* _Directive_
All entries should be output exactly as they stand.

* _Material for this exercise_
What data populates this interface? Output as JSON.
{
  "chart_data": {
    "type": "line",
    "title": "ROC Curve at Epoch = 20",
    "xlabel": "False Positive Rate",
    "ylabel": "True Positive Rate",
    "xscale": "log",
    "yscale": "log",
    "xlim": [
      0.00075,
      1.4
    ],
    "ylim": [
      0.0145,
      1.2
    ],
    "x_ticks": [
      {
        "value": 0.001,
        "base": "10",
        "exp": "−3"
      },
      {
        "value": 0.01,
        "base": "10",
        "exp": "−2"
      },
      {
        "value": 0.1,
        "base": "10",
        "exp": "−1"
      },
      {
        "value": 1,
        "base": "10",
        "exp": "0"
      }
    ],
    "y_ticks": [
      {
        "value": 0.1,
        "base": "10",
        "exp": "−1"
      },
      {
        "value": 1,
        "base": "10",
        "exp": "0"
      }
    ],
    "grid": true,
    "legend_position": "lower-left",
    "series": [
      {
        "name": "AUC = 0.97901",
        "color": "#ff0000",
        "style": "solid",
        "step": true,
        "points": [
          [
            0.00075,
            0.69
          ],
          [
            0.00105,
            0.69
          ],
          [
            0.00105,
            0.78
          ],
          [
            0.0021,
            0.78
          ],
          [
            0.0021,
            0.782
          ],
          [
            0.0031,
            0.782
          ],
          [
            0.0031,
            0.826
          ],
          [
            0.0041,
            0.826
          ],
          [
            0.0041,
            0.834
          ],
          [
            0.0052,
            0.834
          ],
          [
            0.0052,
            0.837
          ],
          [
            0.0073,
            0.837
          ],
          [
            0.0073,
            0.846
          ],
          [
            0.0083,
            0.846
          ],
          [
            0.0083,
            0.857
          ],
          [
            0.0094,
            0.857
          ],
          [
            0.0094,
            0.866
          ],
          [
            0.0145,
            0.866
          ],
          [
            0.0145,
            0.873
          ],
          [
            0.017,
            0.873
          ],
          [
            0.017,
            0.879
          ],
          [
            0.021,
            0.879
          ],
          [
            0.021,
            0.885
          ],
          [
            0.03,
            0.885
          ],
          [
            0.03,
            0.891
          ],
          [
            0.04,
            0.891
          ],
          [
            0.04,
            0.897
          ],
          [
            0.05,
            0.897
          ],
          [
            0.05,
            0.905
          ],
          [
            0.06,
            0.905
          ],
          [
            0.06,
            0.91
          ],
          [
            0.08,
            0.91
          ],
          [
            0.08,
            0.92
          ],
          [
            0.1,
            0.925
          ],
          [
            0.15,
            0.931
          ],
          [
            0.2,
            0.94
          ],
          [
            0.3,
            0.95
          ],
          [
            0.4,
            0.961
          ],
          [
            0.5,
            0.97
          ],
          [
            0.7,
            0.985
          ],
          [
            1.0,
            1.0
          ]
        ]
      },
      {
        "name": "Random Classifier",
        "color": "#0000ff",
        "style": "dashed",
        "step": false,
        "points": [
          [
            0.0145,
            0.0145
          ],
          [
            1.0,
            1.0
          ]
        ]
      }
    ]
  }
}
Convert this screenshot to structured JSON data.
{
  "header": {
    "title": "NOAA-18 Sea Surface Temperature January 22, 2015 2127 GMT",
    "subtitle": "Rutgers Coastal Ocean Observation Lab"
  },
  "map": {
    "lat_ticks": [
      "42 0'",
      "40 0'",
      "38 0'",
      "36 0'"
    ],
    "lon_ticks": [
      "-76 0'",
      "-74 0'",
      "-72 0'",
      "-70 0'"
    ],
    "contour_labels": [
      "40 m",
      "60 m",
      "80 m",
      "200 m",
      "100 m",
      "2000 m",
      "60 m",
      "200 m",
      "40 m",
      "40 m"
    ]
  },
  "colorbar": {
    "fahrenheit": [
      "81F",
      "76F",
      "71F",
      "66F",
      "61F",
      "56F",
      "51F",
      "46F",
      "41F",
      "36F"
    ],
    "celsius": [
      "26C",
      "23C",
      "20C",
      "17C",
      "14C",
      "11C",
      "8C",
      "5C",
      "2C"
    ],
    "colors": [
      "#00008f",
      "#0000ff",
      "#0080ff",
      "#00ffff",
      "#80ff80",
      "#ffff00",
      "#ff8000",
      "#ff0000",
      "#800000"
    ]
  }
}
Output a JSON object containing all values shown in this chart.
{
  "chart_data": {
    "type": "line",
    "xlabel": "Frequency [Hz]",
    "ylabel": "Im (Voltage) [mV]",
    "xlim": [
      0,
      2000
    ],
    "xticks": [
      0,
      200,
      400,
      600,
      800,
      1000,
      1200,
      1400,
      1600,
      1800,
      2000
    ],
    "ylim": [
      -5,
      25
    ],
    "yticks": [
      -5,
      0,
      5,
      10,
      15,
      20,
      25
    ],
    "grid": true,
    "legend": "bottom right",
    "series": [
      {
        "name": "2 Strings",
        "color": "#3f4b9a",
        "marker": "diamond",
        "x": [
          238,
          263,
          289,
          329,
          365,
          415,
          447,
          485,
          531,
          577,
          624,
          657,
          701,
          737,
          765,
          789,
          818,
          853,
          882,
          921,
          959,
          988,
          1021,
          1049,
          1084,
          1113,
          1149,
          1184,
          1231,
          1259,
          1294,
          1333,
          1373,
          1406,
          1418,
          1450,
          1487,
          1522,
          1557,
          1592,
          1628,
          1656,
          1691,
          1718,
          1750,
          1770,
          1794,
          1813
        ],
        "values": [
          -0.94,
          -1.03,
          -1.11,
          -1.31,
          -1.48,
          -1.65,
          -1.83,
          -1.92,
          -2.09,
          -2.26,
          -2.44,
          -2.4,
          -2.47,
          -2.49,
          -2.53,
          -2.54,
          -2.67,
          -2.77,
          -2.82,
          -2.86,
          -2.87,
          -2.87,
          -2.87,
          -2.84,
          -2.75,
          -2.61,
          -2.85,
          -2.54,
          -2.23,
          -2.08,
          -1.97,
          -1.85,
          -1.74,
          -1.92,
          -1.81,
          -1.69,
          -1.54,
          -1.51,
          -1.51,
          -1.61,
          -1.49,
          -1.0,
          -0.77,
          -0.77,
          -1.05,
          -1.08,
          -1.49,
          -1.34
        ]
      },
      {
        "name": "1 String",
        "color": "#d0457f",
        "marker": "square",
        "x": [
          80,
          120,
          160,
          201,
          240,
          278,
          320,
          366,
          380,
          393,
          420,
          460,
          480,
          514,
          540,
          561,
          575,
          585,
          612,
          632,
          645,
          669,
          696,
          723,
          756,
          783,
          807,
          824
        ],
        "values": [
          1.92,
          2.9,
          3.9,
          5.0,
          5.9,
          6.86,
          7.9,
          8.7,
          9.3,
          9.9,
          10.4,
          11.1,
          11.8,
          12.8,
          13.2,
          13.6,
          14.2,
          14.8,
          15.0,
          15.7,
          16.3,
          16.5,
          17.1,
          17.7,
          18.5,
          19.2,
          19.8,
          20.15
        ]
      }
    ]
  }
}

* _Solution to this task_
What data populates this interface? Output as JSON.
{
  "chart_data": {
    "type": "line",
    "title": "ROC Curve at Epoch = 20",
    "xlabel": "False Positive Rate",
    "ylabel": "True Positive Rate",
    "xscale": "log",
    "yscale": "log",
    "xlim": [
      0.00075,
      1.4
    ],
    "ylim": [
      0.0145,
      1.2
    ],
    "x_ticks": [
      {
        "value": 0.001,
        "base": "10",
        "exp": "−3"
      },
      {
        "value": 0.01,
        "base": "10",
        "exp": "−2"
      },
      {
        "value": 0.1,
        "base": "10",
        "exp": "−1"
      },
      {
        "value": 1,
        "base": "10",
        "exp": "0"
      }
    ],
    "y_ticks": [
      {
        "value": 0.1,
        "base": "10",
        "exp": "−1"
      },
      {
        "value": 1,
        "base": "10",
        "exp": "0"
      }
    ],
    "grid": true,
    "legend_position": "lower-left",
    "series": [
      {
        "name": "AUC = 0.97901",
        "color": "#ff0000",
        "style": "solid",
        "step": true,
        "points": [
          [
            0.00075,
            0.69
          ],
          [
            0.00105,
            0.69
          ],
          [
            0.00105,
            0.78
          ],
          [
            0.0021,
            0.78
          ],
          [
            0.0021,
            0.782
          ],
          [
            0.0031,
            0.782
          ],
          [
            0.0031,
            0.826
          ],
          [
            0.0041,
            0.826
          ],
          [
            0.0041,
            0.834
          ],
          [
            0.0052,
            0.834
          ],
          [
            0.0052,
            0.837
          ],
          [
            0.0073,
            0.837
          ],
          [
            0.0073,
            0.846
          ],
          [
            0.0083,
            0.846
          ],
          [
            0.0083,
            0.857
          ],
          [
            0.0094,
            0.857
          ],
          [
            0.0094,
            0.866
          ],
          [
            0.0145,
            0.866
          ],
          [
            0.0145,
            0.873
          ],
          [
            0.017,
            0.873
          ],
          [
            0.017,
            0.879
          ],
          [
            0.021,
            0.879
          ],
          [
            0.021,
            0.885
          ],
          [
            0.03,
            0.885
          ],
          [
            0.03,
            0.891
          ],
          [
            0.04,
            0.891
          ],
          [
            0.04,
            0.897
          ],
          [
            0.05,
            0.897
          ],
          [
            0.05,
            0.905
          ],
          [
            0.06,
            0.905
          ],
          [
            0.06,
            0.91
          ],
          [
            0.08,
            0.91
          ],
          [
            0.08,
            0.92
          ],
          [
            0.1,
            0.925
          ],
          [
            0.15,
            0.931
          ],
          [
            0.2,
            0.94
          ],
          [
            0.3,
            0.95
          ],
          [
            0.4,
            0.961
          ],
          [
            0.5,
            0.97
          ],
          [
            0.7,
            0.985
          ],
          [
            1.0,
            1.0
          ]
        ]
      },
      {
        "name": "Random Classifier",
        "color": "#0000ff",
        "style": "dashed",
        "step": false,
        "points": [
          [
            0.0145,
            0.0145
          ],
          [
            1.0,
            1.0
          ]
        ]
      }
    ]
  }
}
Convert this screenshot to structured JSON data.
{
  "header": {
    "title": "NOAA-18 Sea Surface Temperature January 22, 2015 2127 GMT",
    "subtitle": "Rutgers Coastal Ocean Observation Lab"
  },
  "map": {
    "lat_ticks": [
      "42 0'",
      "40 0'",
      "38 0'",
      "36 0'"
    ],
    "lon_ticks": [
      "-76 0'",
      "-74 0'",
      "-72 0'",
      "-70 0'"
    ],
    "contour_labels": [
      "40 m",
      "60 m",
      "80 m",
      "200 m",
      "100 m",
      "2000 m",
      "60 m",
      "200 m",
      "40 m",
      "40 m"
    ]
  },
  "colorbar": {
    "fahrenheit": [
      "81F",
      "76F",
      "71F",
      "66F",
      "61F",
      "56F",
      "51F",
      "46F",
      "41F",
      "36F"
    ],
    "celsius": [
      "26C",
      "23C",
      "20C",
      "17C",
      "14C",
      "11C",
      "8C",
      "5C",
      "2C"
    ],
    "colors": [
      "#00008f",
      "#0000ff",
      "#0080ff",
      "#00ffff",
      "#80ff80",
      "#ffff00",
      "#ff8000",
      "#ff0000",
      "#800000"
    ]
  }
}
Output a JSON object containing all values shown in this chart.
{
  "chart_data": {
    "type": "line",
    "xlabel": "Frequency [Hz]",
    "ylabel": "Im (Voltage) [mV]",
    "xlim": [
      0,
      2000
    ],
    "xticks": [
      0,
      200,
      400,
      600,
      800,
      1000,
      1200,
      1400,
      1600,
      1800,
      2000
    ],
    "ylim": [
      -5,
      25
    ],
    "yticks": [
      -5,
      0,
      5,
      10,
      15,
      20,
      25
    ],
    "grid": true,
    "legend": "bottom right",
    "series": [
      {
        "name": "2 Strings",
        "color": "#3f4b9a",
        "marker": "diamond",
        "x": [
          238,
          263,
          289,
          329,
          365,
          415,
          447,
          485,
          531,
          577,
          624,
          657,
          701,
          737,
          765,
          789,
          818,
          853,
          882,
          921,
          959,
          988,
          1021,
          1049,
          1084,
          1113,
          1149,
          1184,
          1231,
          1259,
          1294,
          1333,
          1373,
          1406,
          1418,
          1450,
          1487,
          1522,
          1557,
          1592,
          1628,
          1656,
          1691,
          1718,
          1750,
          1770,
          1794,
          1813
        ],
        "values": [
          -0.94,
          -1.03,
          -1.11,
          -1.31,
          -1.48,
          -1.65,
          -1.83,
          -1.92,
          -2.09,
          -2.26,
          -2.44,
          -2.4,
          -2.47,
          -2.49,
          -2.53,
          -2.54,
          -2.67,
          -2.77,
          -2.82,
          -2.86,
          -2.87,
          -2.87,
          -2.87,
          -2.84,
          -2.75,
          -2.61,
          -2.85,
          -2.54,
          -2.23,
          -2.08,
          -1.97,
          -1.85,
          -1.74,
          -1.92,
          -1.81,
          -1.69,
          -1.54,
          -1.51,
          -1.51,
          -1.61,
          -1.49,
          -1.0,
          -0.77,
          -0.77,
          -1.05,
          -1.08,
          -1.49,
          -1.34
        ]
      },
      {
        "name": "1 String",
        "color": "#d0457f",
        "marker": "square",
        "x": [
          80,
          120,
          160,
          201,
          240,
          278,
          320,
          366,
          380,
          393,
          420,
          460,
          480,
          514,
          540,
          561,
          575,
          585,
          612,
          632,
          645,
          669,
          696,
          723,
          756,
          783,
          807,
          824
        ],
        "values": [
          1.92,
          2.9,
          3.9,
          5.0,
          5.9,
          6.86,
          7.9,
          8.7,
          9.3,
          9.9,
          10.4,
          11.1,
          11.8,
          12.8,
          13.2,
          13.6,
          14.2,
          14.8,
          15.0,
          15.7,
          16.3,
          16.5,
          17.1,
          17.7,
          18.5,
          19.2,
          19.8,
          20.15
        ]
      }
    ]
  }
}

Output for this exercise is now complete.